= SUPPLIED MATERIAL =
-- begin --

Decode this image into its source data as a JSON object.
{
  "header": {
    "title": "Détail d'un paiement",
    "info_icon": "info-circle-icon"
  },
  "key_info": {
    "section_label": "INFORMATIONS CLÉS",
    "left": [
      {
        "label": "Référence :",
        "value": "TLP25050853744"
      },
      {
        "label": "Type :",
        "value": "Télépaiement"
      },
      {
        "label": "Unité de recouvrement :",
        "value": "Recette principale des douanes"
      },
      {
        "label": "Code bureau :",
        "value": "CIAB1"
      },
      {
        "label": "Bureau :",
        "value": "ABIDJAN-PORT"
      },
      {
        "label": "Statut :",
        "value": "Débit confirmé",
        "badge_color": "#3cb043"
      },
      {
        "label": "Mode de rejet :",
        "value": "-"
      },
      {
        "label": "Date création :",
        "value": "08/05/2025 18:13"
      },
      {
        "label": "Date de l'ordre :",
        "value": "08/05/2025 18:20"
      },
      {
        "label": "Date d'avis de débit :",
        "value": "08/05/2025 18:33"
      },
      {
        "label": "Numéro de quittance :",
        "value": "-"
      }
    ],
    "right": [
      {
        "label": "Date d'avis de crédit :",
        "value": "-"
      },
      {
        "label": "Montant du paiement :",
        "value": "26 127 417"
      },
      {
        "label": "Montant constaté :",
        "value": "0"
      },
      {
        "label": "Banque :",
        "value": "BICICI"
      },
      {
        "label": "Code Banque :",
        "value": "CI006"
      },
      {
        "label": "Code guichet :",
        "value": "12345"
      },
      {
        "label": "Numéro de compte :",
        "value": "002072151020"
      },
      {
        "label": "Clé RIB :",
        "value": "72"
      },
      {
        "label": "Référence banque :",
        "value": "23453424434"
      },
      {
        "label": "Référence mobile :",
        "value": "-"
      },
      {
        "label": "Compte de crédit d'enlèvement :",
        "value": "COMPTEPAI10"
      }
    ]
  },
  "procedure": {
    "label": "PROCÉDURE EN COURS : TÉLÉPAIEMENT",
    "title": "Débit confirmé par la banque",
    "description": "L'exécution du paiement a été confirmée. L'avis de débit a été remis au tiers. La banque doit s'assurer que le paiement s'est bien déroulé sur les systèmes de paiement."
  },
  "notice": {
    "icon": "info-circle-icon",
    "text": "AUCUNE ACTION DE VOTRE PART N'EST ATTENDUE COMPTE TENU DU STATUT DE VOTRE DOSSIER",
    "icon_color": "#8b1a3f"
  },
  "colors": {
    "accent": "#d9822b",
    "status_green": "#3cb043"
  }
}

-- end --

= WHAT NEEDS TO BE DONE =
Find every line in the records that contains the word "avis"; copy those lines.

= SOLUTION TO THIS TASK =
        "label": "Date d'avis de débit :",
        "label": "Date d'avis de crédit :",
    "description": "L'exécution du paiement a été confirmée. L'avis de débit a été remis au tiers. La banque doit s'assurer que le paiement s'est bien déroulé sur les systèmes de paiement."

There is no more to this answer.